__Exercise aim__: Write the next portion of the blog post on "It's a Wonderful Life," beginning immediately after its final sentence.

__Document extract__:
Merry Xmas! [Part 2]: It's A Wonderful Life (1946)

I wrote part one of this post yesterday. 

Merry Christmas, everybody!!! :) I hope you all have a wonderfully bright Christmas filled with prettily wrapped presents to open, and lots of time with your families, and maybe even room for a classic movie or two! I've also gotten some wonderful, vintage Classic Hollywood things for Christmas, so perhaps I'll do a post sharing what I got with you later this week.

As for now, I present to you the final Christmas movie in my Christmas movie blogathon. It happens to be my favorite, and that's why I saved it for last. But before we get onto it, a recap of what I previously reviewed:
With each movie I also added in a classic Christmas carol. This last one is:

"We Need a Little Christmas" by Lucille Ball <3

I guess you can really press yourself and try and think what I might have chosen for this last review. Well, you guessed it: "It's a Wonderful Life" (1946) is my favorite Christmas movie of all time, as well as simply one of my favorite movies period. It may be a cliche to love this movie, but I really do so much. However, since this film is really hard to review because there's basically nothing wrong with it, and you know what it's about and how beautiful Jimmy Stewart and Donna Reed and everyone else is, you know all of that - so I'm just going to talk about my favorite scenes, and why this movie gives you that lovely warm feeling.


It's a wonderful film. Frank Capra's inverted take on A Christmas Carol stars Jimmy Stewart as George Bailey, a good man who's spent a lifetime giving up on his dreams in order to keep life in his small town humming. When a guardian angel named Clarence finds a despondent George poised to jump off a bridge, he shows George what life would've been like had he never been born.
[from Netflix -- as if you NEED any description]

My favorite scenes
I honestly think every scene in this movie is my favorite! But there are a few that always stick out to me, I always remember, and when I re-watch the movie I forever anticipate them. 

  •  The scene early into the movie, when George and Mary are kids. George is working for the druggist, Mr. Gower, and is making Mary the soda she ordered. Mary leans over and whispers into George's left ear, his deaf one:
[I didn't make this, but I really can't remember where I got it from - sorry!]
  • Fast forwarding to the year 1928: George and Mary at the dance. I love how the moment they lock eyes with each other, George takes her in his arms and they began dancing. And then - when they're doing the Charleston, and the pool opens from out underneath them, and they fall inside, still dancing and laughing - and everyone joins them in the pool. How can something like that not make you grin from ear to ear?

[Layout element entries]
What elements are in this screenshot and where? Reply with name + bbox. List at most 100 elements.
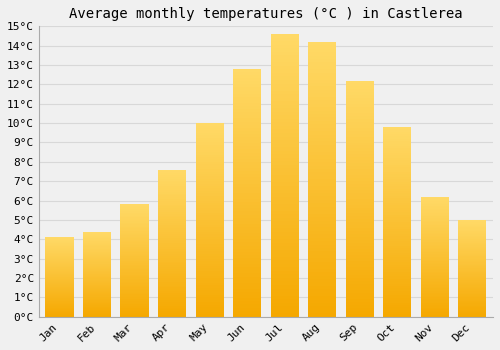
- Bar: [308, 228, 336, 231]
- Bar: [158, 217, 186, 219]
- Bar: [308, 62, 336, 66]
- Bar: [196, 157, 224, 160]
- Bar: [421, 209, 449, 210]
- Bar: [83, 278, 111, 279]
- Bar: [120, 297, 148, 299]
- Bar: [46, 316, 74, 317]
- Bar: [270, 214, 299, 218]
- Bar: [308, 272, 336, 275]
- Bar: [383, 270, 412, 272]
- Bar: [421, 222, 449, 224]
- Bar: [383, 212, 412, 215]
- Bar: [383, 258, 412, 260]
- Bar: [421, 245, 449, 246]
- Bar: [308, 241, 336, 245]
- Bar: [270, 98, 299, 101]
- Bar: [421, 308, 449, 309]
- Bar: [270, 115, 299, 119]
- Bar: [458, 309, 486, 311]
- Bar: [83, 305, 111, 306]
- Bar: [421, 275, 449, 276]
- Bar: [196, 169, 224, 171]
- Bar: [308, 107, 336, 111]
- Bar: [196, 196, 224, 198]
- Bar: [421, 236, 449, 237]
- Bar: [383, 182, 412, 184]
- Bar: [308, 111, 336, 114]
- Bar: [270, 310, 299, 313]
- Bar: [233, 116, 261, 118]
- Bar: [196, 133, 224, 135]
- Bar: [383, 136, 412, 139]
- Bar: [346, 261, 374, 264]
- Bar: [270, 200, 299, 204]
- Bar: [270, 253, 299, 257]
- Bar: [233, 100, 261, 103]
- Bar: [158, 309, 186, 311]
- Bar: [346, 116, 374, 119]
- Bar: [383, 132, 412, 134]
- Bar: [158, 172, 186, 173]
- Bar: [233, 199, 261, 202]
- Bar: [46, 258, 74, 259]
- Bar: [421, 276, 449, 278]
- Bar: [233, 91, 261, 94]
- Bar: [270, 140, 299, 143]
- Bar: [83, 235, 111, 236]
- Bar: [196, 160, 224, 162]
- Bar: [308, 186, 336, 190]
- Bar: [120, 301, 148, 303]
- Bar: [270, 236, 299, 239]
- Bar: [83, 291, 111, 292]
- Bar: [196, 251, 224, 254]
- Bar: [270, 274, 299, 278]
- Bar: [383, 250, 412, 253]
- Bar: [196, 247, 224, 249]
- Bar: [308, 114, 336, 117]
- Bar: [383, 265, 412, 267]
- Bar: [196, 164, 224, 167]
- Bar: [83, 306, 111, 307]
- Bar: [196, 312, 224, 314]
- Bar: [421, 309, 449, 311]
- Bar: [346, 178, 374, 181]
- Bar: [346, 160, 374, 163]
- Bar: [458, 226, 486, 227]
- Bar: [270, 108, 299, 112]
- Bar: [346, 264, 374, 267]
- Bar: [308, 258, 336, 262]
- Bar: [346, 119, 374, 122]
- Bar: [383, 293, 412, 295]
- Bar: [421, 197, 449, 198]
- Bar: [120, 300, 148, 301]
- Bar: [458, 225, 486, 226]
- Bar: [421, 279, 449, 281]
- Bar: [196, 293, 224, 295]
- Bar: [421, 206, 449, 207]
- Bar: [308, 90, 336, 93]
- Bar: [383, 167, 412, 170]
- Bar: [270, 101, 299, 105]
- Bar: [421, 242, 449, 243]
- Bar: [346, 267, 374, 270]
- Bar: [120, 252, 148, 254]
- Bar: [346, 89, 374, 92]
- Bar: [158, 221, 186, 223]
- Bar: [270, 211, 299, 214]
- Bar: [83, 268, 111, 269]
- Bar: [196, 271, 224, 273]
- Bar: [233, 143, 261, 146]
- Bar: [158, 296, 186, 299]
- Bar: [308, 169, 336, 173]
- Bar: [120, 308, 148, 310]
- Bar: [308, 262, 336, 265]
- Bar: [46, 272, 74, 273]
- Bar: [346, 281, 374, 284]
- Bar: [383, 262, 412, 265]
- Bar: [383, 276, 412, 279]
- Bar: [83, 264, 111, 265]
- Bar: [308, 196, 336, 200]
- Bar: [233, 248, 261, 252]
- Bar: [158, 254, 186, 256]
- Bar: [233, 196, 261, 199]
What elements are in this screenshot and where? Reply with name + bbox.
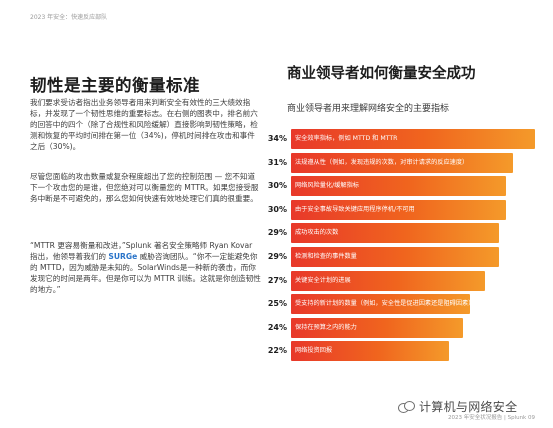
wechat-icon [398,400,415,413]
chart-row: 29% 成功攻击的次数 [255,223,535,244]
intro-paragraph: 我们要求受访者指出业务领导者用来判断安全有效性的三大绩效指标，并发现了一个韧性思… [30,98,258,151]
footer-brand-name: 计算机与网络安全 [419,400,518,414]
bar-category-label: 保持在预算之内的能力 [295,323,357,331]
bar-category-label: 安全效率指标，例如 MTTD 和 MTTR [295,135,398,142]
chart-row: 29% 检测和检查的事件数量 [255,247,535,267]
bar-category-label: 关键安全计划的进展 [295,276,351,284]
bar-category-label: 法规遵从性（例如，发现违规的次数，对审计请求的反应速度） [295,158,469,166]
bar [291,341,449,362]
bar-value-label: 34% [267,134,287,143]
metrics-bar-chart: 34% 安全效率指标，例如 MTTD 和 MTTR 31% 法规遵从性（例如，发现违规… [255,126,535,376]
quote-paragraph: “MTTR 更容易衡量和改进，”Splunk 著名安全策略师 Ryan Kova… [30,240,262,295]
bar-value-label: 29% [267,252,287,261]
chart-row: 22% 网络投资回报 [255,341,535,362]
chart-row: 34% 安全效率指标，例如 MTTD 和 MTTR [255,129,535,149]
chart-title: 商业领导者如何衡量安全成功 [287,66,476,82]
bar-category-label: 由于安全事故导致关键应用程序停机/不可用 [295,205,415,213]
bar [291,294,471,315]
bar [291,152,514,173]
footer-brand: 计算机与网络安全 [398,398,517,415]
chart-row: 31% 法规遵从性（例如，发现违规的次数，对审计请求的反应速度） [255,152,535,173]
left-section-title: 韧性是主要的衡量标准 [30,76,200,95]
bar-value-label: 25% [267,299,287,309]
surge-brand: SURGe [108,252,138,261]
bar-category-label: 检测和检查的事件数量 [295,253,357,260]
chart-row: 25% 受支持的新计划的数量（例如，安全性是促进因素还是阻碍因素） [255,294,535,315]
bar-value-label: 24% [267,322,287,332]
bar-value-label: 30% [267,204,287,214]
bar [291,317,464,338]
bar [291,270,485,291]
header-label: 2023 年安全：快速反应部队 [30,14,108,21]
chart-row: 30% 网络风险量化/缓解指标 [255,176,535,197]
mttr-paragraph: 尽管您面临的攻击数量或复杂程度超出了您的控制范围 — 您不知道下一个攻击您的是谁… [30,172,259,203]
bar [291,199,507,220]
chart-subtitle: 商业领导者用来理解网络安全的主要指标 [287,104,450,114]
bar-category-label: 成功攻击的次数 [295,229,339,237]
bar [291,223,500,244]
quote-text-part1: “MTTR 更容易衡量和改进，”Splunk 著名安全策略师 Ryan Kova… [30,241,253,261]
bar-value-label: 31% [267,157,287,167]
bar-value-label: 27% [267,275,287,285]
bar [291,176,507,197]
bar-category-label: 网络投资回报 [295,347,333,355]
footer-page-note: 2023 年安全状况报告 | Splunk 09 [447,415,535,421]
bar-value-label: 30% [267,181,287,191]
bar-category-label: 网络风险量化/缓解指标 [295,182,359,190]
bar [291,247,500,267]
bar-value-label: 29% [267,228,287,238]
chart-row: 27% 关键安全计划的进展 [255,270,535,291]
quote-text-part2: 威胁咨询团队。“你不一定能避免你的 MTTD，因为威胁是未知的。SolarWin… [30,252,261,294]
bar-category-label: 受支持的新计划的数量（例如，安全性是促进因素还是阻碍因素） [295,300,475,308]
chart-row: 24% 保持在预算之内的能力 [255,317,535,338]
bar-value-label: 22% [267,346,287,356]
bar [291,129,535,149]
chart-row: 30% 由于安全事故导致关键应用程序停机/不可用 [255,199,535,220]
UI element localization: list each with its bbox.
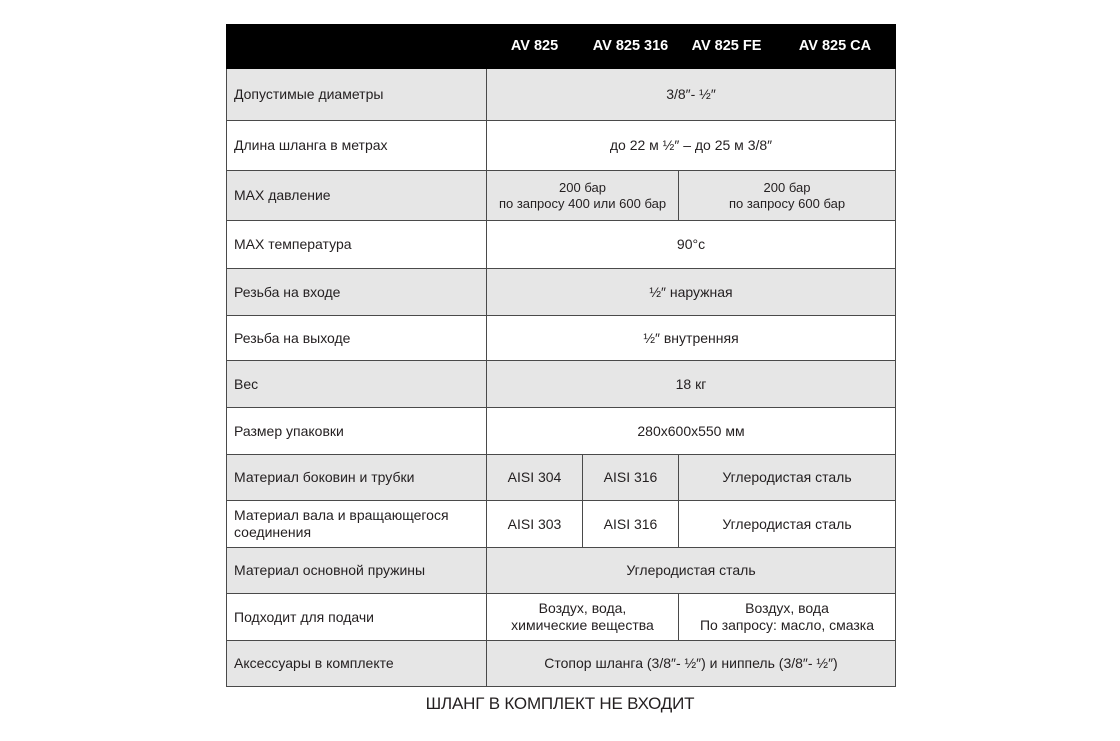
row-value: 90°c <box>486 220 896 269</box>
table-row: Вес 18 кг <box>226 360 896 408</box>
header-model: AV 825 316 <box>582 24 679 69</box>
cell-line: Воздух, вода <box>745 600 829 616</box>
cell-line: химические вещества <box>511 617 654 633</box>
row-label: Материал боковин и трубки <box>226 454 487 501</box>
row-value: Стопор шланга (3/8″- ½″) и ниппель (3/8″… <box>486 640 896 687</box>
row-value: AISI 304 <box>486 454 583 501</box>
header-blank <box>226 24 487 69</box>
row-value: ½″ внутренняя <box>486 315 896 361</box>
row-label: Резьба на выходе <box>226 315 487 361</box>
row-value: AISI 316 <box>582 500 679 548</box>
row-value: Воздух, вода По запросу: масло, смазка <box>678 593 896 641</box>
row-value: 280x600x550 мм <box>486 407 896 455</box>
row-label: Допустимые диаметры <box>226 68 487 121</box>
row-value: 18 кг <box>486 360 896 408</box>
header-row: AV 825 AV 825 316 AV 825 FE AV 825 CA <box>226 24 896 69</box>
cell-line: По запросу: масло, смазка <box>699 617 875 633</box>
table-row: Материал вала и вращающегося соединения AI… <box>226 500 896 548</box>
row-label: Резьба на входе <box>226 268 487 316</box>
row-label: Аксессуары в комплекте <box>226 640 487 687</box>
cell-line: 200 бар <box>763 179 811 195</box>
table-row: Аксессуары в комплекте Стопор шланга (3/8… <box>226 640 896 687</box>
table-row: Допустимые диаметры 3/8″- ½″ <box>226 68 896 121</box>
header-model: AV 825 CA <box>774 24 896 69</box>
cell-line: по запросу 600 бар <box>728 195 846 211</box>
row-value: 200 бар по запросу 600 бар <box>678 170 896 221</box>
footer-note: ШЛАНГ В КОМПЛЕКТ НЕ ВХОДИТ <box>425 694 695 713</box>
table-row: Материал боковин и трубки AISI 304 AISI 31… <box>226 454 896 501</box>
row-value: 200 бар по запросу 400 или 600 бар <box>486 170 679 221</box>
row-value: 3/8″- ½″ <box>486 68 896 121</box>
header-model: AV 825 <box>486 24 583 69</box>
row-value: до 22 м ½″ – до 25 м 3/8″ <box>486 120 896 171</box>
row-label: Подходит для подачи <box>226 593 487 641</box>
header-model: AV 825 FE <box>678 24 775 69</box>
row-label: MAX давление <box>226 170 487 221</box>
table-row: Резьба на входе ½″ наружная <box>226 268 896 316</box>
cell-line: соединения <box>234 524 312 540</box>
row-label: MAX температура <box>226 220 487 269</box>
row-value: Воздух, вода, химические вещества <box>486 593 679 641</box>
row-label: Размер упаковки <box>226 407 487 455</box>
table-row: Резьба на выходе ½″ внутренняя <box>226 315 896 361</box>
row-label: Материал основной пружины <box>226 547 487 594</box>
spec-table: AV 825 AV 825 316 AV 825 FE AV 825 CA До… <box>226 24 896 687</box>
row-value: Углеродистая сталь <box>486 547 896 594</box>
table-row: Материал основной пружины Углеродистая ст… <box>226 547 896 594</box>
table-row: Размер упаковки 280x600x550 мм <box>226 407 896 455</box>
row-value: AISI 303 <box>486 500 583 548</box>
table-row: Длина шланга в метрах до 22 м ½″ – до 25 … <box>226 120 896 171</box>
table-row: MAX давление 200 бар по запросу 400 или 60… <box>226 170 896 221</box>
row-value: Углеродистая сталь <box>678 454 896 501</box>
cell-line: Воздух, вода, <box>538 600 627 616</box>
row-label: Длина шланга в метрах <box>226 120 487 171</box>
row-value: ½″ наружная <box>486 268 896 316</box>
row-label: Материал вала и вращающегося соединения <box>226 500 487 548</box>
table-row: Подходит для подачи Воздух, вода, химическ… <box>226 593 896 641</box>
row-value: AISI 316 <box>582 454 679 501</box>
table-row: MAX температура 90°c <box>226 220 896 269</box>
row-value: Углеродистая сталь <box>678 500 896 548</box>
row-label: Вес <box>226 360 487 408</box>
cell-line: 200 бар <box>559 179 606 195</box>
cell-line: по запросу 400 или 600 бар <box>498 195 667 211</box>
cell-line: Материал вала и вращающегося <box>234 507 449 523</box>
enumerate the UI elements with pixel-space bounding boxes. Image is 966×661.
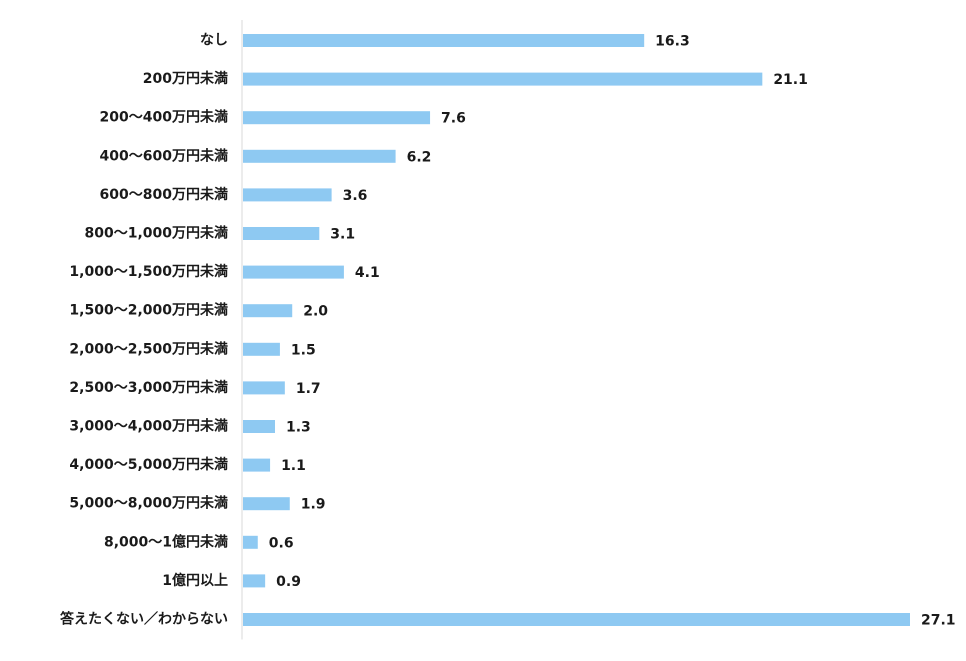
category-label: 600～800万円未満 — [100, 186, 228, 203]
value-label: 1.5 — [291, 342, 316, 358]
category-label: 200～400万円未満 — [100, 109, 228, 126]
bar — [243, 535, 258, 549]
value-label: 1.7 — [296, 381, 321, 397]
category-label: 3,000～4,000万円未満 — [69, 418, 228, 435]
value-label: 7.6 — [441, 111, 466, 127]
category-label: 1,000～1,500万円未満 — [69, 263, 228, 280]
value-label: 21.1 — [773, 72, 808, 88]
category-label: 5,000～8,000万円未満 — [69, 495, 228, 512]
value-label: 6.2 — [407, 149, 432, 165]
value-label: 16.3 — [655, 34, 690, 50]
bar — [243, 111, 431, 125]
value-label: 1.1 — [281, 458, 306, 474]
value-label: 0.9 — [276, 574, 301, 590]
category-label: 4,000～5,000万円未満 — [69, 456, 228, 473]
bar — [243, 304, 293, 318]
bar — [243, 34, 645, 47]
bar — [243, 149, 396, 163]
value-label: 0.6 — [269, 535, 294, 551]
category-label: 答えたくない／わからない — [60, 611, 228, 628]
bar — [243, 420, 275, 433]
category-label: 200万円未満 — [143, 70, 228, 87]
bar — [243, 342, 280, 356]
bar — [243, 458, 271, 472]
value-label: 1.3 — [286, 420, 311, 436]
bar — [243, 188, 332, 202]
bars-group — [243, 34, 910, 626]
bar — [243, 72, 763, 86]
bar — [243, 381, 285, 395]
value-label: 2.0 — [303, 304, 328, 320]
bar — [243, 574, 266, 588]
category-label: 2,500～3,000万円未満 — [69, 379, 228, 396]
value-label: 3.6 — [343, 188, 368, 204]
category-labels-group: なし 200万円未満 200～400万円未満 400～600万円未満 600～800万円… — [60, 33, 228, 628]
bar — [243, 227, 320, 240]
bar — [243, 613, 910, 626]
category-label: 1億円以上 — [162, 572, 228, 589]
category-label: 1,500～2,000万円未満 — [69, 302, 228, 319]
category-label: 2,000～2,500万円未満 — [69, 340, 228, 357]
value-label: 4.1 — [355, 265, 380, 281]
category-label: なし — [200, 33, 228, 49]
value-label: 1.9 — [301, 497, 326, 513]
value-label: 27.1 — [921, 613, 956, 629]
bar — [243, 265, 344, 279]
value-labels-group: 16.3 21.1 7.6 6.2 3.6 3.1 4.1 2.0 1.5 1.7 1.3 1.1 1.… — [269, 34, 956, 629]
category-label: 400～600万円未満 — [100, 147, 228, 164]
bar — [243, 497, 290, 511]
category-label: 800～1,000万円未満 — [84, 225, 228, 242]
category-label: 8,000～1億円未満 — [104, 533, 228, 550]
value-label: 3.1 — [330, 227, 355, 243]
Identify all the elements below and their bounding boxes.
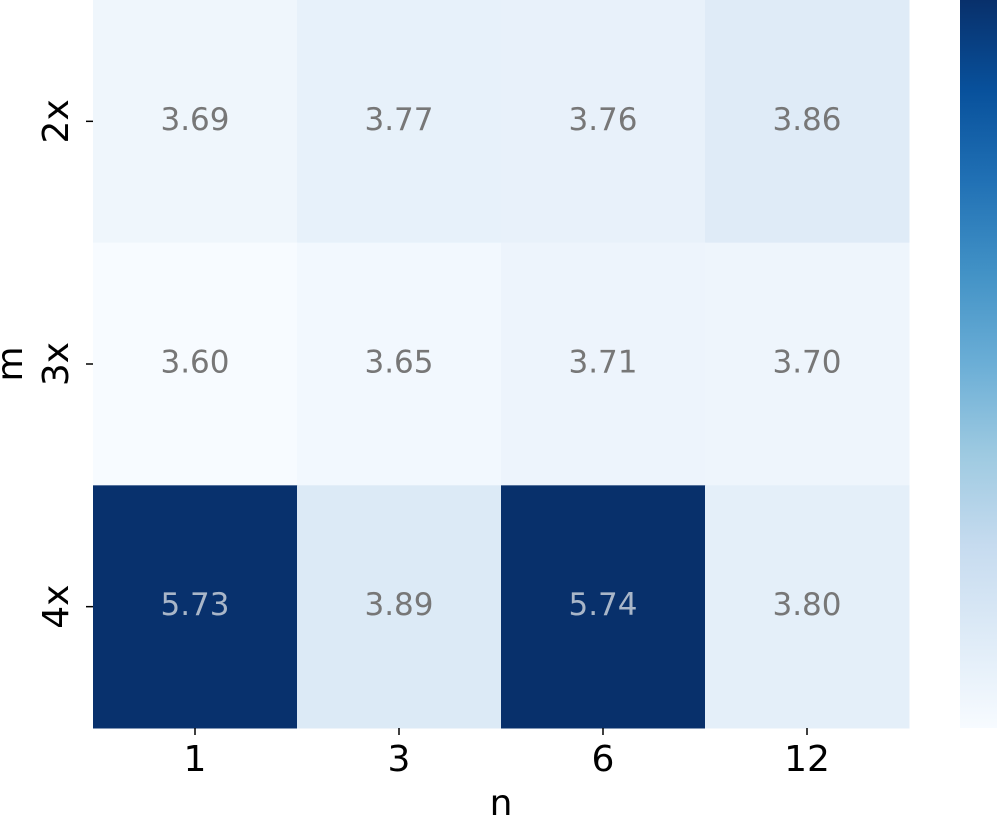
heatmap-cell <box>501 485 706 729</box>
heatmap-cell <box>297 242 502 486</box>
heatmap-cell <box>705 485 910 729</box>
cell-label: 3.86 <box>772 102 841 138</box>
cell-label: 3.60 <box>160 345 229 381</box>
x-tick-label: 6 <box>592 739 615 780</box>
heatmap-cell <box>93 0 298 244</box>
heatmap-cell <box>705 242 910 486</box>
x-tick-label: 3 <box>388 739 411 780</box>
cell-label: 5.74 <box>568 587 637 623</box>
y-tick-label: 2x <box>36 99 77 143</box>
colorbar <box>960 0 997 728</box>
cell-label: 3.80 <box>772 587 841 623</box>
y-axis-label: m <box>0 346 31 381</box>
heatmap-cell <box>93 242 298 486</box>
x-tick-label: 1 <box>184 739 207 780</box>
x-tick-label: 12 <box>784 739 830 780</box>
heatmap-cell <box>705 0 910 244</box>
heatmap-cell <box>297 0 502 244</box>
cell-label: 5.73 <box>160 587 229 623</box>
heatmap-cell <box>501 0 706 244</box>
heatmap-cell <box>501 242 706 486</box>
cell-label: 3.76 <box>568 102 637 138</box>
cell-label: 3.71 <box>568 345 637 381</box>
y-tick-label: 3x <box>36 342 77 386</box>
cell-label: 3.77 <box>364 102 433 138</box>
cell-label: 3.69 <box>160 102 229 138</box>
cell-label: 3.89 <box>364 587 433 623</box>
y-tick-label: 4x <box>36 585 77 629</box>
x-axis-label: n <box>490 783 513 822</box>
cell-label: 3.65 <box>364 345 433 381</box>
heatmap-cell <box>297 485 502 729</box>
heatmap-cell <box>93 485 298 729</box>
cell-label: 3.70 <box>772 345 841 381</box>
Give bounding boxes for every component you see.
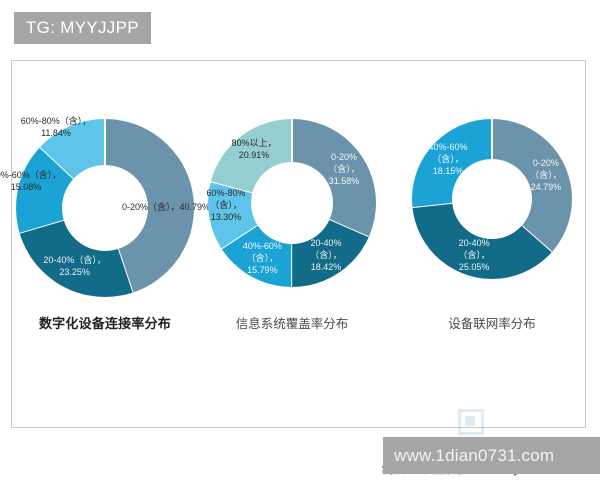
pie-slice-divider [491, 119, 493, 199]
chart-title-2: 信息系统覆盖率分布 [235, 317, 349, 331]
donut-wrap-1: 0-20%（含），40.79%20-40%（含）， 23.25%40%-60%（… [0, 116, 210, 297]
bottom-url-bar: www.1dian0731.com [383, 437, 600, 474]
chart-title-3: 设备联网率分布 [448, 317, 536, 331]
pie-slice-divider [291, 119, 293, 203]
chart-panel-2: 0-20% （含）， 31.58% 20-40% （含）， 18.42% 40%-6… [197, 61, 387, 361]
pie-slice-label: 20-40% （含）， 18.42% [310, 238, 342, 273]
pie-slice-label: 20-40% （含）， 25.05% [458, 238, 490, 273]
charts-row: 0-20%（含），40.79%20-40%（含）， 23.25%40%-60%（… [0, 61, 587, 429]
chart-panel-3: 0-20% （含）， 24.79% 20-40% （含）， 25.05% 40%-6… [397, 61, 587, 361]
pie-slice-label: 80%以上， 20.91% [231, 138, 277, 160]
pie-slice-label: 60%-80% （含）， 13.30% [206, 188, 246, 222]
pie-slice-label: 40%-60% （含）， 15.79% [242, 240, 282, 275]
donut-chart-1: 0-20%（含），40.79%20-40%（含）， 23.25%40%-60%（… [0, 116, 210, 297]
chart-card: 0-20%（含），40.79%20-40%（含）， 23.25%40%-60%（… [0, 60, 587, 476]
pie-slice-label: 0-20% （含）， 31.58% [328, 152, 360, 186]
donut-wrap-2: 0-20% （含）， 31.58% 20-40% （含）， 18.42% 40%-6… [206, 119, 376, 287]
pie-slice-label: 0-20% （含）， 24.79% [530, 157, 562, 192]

__Written response__:
  • This is probably one of the greatest scenes in the whole movie - after the dance, with Mary in the robe and George in the funny letter sweater and baggy pants. They sing "Buffalo Gals" (won't you come out tonight - won't you come out tonight!) and  to me they always seem kind of drunk, but not on alcohol but life. :) Then they make wishes and throw rocks at the windows of the old house, and then comes yet another romantically adorable line: "You want the moon, Mary? Just say the word and I'll throw a lasso around it and pull it down." Then Mary loses her robe and has to hide in a bush, and of course George won't give her her robe back. All of this fantastic fun is ruined when George gets word of his father's stroke - but it's still one of my very favorite scenes in the whole movie. (I love how all my favorite scenes are with George and Mary).

  • The phone scene. This scene really needs no explanation. I love it. From Mary's "Hee-haw Hello" to George shaking Mary by the shoulders and insisting he'll never marry anyone, and then he takes her in his arms and tells her he loves her. I love everything leading up to this scene, too - Mary's frustration [like when she breaks the "Buffalo Gals" record], "He's making violent love to me, Mother!", Mary's mother watching on in awe, the needlework "George lassos the moon" - all of it! This movie was the first one Jimmy did upon coming back from the war, and he was afraid he would be a little out of practice for the intensity of the phone scene. But it turned out the scene was so very passionate that the Hays Code office had to edit some of it out!
  • When George comes back from yet another terrible confrontation from Mr. Potter, and climbs into bed with Mary and asks her why would she marry someone like him. Then Mary reveals that she's pregnant, and says this adorable line:
[via MYSELF!]

  • This is later into the movie, when George is having the worst day of his life and when he's coming to terms with the fact that he's probably going to land up in jail. He gets home and things aren't much better, his short temper frightens his children and Mary, and then he discovers that one of his daughters, ZuZu, has a slight fever after walking home without a coat. He goes upstairs to talk to her, and she shows him the flower she won at school - a few petals fall off and she asks him to "paste them back on." Since he can't really, he slips them in his pocket and pretends to. One of my nicknames when I was a little - and still, sometimes ;) - was "ZuZu," because of this movie.

  • This is more than one scene, more appropriately a whole chunk of scenes - from the time Clarence shows up and jumps in the water to save George's life, to George's final plea to God for his life back. Everything in between: the nightmare George visits, in this strange town called Pottersville, is definitely the "grim" part of the film, but I still like it. Because George realizes how important he was, and all the kind things he did, and how he really helped people out. Sure, some of it doesn't make sense - like, for example, Mary probably wouldn't have landed up an old maid, she likely would have married Sam. But still. This is the most thought provoking part of the film, and every time I watch it I ask myself: "How would everyone be if I was never born?"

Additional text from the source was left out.